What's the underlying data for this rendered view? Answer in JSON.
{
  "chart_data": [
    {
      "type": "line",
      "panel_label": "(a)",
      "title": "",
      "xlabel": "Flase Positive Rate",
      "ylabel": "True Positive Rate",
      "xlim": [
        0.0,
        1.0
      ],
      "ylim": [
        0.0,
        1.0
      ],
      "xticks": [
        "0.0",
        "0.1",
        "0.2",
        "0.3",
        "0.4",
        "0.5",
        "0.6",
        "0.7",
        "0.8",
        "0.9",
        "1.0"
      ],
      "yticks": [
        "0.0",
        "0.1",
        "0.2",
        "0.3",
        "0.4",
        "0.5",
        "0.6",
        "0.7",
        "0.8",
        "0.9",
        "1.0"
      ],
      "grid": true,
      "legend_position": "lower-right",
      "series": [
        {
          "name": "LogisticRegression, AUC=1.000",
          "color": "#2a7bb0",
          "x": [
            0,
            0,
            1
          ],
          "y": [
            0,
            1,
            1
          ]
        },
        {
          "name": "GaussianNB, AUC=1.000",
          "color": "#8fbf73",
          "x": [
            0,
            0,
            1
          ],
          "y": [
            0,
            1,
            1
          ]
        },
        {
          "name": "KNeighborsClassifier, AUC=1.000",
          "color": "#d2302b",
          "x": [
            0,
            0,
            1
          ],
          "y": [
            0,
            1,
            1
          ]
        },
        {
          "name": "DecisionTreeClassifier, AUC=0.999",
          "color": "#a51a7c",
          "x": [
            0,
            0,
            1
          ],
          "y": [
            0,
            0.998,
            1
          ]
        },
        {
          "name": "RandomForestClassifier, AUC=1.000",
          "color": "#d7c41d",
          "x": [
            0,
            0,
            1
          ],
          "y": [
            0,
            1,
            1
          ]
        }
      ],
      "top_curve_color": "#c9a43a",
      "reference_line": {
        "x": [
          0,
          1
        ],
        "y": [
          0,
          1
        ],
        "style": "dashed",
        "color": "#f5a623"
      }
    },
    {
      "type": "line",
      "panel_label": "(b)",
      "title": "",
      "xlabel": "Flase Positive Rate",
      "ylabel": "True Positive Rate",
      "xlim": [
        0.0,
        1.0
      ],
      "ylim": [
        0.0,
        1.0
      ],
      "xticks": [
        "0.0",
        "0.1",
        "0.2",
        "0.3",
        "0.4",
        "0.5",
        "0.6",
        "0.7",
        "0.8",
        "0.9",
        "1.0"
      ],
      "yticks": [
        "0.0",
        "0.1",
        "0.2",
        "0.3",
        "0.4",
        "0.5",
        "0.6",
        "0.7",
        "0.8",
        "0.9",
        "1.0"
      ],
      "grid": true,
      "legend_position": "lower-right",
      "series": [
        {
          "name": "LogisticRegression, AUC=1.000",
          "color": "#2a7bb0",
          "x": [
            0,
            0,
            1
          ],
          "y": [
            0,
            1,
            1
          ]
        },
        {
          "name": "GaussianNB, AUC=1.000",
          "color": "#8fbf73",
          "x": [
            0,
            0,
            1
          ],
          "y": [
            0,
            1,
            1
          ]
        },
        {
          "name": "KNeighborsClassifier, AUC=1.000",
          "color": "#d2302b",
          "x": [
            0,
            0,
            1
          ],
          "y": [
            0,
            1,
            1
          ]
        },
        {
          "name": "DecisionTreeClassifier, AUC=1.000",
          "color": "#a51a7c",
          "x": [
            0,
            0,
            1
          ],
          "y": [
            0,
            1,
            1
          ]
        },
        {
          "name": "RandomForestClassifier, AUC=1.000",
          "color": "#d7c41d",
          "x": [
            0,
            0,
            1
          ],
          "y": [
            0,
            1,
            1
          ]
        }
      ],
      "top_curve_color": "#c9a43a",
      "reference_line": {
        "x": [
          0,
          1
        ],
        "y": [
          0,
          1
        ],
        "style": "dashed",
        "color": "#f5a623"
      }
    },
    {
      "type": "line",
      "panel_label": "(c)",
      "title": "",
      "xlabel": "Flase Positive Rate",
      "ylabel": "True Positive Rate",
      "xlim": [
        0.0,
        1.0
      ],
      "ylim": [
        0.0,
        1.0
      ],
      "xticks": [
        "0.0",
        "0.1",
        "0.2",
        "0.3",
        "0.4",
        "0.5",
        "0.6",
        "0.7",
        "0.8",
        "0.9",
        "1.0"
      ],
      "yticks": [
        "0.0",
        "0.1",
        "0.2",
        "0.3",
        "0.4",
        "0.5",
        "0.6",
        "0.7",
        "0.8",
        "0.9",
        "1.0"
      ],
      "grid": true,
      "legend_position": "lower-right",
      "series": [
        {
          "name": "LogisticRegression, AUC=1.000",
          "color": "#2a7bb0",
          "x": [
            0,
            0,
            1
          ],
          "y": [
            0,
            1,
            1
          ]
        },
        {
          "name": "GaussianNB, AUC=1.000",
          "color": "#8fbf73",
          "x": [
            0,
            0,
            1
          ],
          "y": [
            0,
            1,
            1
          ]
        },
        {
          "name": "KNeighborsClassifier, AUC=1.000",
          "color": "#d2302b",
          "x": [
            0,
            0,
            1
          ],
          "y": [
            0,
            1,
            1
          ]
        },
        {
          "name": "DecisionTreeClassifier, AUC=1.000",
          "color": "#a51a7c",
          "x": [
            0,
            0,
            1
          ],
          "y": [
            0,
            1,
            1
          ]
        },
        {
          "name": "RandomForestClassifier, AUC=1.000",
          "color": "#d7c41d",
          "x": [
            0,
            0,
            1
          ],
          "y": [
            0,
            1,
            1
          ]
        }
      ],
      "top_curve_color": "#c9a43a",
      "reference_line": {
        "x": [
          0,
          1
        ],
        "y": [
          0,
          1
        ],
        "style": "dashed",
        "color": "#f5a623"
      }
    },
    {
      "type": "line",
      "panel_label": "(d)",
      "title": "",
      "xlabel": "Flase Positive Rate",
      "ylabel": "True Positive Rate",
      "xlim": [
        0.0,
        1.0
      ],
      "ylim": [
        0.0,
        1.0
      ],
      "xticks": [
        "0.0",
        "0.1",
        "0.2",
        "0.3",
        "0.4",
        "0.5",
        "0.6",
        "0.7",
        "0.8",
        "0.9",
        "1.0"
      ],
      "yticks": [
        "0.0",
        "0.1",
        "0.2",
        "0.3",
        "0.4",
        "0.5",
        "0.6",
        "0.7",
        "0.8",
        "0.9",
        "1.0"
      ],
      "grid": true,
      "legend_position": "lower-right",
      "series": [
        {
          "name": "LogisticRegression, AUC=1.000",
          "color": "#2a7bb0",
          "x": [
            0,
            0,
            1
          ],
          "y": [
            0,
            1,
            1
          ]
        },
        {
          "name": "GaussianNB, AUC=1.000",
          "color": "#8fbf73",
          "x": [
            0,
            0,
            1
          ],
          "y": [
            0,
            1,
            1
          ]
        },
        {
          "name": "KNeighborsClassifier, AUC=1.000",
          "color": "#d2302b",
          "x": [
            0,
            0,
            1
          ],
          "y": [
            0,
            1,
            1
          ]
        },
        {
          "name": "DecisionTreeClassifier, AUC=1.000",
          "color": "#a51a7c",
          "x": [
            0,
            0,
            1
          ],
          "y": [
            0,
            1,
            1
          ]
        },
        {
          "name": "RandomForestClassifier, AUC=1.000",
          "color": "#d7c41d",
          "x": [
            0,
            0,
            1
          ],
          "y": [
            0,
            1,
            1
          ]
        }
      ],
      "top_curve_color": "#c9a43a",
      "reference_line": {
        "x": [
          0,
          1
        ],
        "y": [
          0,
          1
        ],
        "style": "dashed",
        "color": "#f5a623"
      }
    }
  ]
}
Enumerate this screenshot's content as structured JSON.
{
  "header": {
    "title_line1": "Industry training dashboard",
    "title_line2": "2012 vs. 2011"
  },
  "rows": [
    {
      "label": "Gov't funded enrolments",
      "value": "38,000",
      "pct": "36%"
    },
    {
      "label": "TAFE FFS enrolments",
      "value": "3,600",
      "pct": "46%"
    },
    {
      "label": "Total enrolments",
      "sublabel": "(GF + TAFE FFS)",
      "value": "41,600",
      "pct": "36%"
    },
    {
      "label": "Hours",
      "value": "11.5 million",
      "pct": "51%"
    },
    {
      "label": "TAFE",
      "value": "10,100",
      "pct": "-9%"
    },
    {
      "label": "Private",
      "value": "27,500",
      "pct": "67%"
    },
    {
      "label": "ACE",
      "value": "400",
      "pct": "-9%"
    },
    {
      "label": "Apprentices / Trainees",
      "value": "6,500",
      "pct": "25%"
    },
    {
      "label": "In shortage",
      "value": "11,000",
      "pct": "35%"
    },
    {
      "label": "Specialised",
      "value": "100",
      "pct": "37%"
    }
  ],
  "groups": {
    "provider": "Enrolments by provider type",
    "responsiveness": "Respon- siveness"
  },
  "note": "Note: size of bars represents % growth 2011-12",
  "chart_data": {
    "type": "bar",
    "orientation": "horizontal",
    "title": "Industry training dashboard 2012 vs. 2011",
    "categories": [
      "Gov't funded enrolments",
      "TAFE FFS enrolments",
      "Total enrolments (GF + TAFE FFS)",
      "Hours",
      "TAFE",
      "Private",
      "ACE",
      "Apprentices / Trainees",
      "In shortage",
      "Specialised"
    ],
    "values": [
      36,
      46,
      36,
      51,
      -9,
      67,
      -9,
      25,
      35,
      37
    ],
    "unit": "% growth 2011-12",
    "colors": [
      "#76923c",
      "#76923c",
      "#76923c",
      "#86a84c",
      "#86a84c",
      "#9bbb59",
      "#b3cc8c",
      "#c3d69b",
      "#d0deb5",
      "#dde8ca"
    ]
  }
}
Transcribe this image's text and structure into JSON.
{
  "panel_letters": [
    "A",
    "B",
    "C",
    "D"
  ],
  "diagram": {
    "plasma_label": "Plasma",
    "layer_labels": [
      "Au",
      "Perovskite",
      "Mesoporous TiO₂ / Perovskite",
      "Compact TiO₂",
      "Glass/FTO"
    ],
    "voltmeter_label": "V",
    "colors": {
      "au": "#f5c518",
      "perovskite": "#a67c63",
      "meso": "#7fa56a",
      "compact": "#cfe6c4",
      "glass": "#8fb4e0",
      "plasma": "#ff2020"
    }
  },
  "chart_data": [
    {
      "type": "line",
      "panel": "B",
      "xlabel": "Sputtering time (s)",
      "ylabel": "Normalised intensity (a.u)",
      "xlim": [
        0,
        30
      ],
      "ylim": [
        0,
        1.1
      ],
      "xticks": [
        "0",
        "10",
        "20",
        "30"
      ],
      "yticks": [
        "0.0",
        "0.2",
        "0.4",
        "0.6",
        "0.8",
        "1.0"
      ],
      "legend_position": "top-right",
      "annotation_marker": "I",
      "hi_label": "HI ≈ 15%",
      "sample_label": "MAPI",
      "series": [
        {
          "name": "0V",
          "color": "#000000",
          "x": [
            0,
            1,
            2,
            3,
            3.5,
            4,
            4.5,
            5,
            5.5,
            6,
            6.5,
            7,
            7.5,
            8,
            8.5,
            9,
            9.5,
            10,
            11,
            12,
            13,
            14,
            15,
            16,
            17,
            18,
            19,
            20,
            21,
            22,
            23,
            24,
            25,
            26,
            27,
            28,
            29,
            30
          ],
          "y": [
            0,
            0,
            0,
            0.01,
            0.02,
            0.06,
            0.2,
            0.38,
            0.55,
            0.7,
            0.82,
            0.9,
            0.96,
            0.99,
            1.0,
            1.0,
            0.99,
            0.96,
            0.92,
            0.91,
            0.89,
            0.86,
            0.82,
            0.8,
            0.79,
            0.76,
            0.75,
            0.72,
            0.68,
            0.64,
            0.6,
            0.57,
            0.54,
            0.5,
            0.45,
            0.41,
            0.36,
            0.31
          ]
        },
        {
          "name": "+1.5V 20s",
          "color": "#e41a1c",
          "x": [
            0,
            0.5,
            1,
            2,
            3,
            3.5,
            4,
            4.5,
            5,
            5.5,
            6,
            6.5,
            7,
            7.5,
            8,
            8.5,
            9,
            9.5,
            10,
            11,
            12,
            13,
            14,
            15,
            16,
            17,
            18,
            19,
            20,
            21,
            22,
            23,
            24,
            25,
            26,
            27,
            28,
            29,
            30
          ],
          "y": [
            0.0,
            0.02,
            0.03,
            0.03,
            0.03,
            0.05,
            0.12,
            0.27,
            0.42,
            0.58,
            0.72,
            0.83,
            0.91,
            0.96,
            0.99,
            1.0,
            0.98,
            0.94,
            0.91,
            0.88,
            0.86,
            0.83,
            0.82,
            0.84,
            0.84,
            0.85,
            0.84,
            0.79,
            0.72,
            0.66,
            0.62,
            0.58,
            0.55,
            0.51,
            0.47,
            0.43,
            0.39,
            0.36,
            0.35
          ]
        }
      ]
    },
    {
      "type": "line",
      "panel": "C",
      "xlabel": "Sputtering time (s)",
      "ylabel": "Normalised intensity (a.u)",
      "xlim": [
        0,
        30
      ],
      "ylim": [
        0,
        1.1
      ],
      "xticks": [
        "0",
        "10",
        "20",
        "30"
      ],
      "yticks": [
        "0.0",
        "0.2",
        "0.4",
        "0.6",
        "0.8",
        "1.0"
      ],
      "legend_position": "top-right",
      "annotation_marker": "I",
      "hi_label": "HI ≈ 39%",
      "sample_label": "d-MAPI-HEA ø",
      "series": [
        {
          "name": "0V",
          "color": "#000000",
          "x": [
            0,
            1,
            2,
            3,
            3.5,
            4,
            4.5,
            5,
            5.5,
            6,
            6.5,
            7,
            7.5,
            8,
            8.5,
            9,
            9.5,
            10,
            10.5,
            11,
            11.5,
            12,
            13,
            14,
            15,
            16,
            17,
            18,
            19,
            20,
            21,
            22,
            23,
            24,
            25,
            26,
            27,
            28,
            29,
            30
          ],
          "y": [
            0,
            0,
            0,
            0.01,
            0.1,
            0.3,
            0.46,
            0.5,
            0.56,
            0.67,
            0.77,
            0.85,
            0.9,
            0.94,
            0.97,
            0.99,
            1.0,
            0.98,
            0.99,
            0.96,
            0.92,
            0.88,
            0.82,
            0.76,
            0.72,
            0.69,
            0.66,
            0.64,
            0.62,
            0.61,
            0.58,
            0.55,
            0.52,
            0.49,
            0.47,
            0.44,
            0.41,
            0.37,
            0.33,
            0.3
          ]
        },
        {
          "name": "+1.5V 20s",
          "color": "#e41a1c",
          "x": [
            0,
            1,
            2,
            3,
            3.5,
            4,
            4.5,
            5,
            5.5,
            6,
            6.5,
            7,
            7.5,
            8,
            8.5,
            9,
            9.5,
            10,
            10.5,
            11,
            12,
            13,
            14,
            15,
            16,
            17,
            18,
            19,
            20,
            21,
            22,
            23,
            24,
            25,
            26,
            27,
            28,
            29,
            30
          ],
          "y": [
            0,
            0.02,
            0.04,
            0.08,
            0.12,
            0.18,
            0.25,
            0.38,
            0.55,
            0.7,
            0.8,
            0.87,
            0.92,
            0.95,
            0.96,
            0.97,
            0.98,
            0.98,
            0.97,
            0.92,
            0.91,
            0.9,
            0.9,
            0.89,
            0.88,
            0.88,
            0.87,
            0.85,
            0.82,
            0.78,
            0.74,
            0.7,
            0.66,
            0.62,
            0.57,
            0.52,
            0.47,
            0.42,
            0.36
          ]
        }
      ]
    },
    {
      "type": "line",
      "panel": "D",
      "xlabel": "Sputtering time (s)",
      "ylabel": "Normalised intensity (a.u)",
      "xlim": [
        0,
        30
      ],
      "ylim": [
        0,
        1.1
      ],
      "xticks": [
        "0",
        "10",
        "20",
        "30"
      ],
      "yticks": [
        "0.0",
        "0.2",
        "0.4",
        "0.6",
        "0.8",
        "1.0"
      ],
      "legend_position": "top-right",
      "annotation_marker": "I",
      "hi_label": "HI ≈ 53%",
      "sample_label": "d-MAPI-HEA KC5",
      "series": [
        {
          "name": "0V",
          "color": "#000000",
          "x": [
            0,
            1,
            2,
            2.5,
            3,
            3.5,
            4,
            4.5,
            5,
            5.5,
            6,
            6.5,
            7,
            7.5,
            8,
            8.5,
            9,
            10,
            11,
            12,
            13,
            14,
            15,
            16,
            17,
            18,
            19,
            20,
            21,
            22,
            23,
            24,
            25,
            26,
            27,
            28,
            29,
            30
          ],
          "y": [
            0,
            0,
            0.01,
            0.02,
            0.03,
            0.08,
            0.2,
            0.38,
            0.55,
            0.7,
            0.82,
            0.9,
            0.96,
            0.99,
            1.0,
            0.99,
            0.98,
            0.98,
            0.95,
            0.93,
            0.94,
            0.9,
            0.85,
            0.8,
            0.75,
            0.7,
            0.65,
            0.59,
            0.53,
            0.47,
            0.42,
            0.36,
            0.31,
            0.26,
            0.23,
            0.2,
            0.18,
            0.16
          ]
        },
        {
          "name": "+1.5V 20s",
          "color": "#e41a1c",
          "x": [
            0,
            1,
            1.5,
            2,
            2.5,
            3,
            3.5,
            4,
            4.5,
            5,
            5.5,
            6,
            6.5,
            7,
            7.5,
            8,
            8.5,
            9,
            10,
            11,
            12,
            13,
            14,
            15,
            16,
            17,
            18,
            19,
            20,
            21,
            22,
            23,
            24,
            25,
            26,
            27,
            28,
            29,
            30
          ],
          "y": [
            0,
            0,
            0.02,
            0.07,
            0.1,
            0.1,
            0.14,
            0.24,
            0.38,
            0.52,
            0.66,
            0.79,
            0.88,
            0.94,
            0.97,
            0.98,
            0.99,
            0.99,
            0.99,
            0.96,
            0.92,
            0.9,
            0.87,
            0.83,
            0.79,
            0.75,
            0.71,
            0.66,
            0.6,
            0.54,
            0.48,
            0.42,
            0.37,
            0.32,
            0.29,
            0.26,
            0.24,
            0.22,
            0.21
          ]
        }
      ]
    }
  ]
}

● ● ● ● ●

> Given instruction
Check each line of the data above for the word "TAFE", then state how many lines have it. Give the number alone.

> Output for this task
6